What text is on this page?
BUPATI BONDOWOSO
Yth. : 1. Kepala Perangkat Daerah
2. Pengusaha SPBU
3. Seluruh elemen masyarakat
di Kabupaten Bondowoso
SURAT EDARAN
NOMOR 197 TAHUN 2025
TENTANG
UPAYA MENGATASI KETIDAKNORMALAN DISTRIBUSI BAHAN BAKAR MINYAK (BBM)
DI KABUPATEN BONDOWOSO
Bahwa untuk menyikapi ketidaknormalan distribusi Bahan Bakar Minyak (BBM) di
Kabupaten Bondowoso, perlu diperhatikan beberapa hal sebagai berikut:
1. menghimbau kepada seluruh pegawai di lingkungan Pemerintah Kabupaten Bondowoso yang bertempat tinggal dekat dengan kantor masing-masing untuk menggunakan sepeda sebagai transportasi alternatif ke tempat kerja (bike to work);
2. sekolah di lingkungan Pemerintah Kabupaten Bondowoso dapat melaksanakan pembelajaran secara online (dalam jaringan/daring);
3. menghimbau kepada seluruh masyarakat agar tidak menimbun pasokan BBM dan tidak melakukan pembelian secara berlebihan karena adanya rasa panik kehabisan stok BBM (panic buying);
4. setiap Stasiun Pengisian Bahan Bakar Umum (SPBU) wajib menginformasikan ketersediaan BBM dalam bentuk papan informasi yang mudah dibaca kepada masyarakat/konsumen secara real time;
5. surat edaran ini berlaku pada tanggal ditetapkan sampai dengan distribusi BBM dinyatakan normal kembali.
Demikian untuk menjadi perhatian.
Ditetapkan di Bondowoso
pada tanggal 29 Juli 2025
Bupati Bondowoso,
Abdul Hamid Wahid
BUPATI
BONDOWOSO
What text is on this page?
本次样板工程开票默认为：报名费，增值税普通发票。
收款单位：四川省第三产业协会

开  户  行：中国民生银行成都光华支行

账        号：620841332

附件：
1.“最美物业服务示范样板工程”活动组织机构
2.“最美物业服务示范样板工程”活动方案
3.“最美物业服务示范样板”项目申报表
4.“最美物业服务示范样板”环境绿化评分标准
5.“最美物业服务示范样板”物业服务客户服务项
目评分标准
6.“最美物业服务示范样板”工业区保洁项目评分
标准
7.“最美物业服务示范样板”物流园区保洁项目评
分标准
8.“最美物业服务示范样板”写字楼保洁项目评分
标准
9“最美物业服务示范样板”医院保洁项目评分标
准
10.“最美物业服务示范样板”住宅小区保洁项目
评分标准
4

◆ ◆ ◆ ◆

* [THE REQUEST] List all lines holding the string "SPBU".

* [REPLY TO THE TASK]
2. Pengusaha SPBU
4. setiap Stasiun Pengisian Bahan Bakar Umum (SPBU) wajib menginformasikan ketersediaan BBM dalam bentuk papan informasi yang mudah dibaca kepada masyarakat/konsumen secara real time;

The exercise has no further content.